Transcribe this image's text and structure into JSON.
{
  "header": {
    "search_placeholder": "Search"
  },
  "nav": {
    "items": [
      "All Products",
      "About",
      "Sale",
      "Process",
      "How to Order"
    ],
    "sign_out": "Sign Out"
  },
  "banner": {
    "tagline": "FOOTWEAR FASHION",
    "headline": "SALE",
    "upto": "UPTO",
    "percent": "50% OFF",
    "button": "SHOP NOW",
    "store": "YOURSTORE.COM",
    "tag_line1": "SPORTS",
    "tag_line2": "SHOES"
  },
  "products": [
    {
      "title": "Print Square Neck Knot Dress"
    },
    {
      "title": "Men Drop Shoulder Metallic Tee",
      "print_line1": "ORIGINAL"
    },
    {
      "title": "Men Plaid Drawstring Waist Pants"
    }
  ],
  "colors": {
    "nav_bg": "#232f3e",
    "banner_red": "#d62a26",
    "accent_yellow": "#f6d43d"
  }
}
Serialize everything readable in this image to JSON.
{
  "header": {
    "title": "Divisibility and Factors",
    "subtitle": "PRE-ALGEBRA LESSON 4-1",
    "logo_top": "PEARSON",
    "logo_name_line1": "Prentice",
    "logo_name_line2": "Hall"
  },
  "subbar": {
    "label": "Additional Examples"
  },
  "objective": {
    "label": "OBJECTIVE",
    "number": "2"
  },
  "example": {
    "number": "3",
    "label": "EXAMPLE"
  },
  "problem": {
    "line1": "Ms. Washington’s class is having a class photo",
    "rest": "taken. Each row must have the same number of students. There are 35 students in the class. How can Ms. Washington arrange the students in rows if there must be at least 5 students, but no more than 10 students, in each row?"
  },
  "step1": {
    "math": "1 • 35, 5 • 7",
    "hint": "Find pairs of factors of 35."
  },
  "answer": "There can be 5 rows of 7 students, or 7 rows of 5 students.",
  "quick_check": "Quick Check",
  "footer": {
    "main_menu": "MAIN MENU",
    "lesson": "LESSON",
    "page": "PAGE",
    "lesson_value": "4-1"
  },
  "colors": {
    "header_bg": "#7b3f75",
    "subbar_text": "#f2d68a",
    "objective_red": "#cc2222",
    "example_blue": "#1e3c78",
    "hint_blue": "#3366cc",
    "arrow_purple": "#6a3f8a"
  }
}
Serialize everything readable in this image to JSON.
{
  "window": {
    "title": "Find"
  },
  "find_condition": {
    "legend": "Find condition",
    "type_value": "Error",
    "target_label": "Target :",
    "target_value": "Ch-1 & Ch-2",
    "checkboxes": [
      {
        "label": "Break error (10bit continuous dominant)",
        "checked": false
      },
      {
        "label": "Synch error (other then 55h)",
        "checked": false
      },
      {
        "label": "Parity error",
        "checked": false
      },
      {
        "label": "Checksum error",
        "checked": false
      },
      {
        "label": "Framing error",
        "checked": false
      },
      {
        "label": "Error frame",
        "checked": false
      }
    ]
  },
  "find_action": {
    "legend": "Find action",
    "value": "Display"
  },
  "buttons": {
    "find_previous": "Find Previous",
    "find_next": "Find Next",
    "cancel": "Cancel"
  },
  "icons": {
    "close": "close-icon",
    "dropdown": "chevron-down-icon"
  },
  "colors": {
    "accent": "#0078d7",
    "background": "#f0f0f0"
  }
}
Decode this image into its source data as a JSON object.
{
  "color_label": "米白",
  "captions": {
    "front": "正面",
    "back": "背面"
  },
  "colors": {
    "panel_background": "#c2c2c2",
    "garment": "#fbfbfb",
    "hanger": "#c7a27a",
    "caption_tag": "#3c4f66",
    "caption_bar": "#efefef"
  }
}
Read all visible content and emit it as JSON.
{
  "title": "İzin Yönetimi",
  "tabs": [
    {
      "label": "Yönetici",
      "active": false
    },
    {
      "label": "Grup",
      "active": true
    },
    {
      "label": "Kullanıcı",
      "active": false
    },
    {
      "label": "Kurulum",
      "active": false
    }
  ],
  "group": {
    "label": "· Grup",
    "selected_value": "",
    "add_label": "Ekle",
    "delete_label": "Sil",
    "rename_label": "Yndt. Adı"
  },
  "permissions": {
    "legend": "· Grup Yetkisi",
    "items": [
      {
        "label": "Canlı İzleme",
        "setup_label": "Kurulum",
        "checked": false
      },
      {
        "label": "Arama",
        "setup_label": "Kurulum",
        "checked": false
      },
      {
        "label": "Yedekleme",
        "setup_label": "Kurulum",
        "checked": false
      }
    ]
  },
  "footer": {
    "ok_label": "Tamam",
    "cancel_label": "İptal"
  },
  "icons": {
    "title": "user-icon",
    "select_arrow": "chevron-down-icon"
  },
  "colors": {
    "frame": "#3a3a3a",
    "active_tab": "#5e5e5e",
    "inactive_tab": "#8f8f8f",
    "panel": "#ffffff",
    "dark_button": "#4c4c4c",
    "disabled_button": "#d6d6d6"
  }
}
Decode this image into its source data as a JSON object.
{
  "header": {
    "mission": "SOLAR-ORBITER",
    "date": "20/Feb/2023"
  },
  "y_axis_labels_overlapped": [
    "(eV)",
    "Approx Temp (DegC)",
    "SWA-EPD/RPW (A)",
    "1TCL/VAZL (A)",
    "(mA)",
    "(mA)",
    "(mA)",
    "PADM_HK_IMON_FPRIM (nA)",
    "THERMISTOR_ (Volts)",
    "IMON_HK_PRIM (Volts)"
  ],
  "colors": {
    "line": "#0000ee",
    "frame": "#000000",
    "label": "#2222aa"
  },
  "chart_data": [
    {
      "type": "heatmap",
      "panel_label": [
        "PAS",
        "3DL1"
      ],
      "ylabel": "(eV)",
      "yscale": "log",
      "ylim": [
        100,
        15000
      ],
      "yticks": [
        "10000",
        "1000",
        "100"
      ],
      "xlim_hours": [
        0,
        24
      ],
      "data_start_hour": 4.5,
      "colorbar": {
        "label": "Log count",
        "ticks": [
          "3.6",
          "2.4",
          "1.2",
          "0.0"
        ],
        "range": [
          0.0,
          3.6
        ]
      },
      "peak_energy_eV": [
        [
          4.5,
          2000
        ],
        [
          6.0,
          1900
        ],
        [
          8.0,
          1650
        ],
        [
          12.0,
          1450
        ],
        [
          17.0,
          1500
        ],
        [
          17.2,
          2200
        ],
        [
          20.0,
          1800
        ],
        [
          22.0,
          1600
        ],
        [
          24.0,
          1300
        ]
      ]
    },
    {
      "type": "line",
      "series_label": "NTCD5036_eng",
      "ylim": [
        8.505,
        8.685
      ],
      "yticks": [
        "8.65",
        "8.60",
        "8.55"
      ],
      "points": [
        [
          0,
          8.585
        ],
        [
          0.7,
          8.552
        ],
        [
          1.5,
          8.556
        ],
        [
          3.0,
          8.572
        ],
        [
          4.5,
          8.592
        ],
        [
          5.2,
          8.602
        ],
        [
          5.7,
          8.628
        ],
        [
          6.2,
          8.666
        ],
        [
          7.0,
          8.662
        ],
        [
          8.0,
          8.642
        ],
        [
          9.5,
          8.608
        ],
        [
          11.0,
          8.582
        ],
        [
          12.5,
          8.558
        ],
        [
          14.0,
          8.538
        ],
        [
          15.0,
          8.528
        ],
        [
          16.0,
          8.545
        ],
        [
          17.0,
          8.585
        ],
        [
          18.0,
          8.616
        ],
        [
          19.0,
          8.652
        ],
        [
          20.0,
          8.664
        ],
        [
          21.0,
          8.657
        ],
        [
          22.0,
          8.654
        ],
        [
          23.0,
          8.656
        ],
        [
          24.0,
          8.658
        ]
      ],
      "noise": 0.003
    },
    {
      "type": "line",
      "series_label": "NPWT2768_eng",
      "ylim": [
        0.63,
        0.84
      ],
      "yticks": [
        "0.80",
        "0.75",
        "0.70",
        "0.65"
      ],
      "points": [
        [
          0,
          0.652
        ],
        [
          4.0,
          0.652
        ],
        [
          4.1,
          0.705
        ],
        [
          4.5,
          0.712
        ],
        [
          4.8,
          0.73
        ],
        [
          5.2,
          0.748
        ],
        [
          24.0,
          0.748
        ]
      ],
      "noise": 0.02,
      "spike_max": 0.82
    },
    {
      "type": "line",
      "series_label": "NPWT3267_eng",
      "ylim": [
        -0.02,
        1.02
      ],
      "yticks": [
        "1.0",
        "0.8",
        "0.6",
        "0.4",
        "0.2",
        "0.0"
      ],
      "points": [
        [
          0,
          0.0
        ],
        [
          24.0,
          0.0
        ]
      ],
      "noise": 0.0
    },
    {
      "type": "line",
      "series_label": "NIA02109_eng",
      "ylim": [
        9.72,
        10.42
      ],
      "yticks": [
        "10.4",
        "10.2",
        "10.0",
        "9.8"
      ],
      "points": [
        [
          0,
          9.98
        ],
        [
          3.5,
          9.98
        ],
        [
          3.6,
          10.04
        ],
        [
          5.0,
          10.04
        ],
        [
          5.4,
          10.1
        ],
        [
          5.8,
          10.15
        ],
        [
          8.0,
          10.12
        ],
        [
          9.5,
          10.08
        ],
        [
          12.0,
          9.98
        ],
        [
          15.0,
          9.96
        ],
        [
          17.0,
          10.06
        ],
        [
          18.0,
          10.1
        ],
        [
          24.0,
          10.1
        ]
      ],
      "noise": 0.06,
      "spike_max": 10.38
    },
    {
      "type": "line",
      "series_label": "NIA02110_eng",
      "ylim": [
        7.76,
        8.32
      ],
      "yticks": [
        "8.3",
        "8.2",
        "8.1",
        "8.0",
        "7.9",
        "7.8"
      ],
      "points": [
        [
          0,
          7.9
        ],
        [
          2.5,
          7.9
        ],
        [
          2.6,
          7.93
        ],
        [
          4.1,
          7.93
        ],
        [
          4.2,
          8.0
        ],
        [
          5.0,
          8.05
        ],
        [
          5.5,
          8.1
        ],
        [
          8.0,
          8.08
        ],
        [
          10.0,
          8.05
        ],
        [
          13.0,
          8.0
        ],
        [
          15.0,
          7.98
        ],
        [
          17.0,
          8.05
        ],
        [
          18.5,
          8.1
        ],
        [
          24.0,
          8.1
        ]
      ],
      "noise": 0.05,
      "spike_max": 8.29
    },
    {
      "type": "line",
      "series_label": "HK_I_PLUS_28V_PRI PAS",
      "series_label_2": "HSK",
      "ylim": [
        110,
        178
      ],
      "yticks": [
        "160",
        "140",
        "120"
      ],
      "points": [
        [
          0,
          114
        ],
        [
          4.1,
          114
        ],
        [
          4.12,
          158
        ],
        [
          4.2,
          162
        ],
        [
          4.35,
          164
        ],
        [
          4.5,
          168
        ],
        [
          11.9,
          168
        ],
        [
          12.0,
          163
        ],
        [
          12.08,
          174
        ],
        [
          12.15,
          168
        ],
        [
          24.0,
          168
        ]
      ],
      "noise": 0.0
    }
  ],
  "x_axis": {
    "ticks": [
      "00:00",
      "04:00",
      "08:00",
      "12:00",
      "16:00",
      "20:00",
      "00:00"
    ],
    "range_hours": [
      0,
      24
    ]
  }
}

▶ WHAT TO PRODUCE
Tally the lines in the entries above that hold the word "class". Reply with nothing but that count.

▶ ANSWER TO THIS PROBLEM
2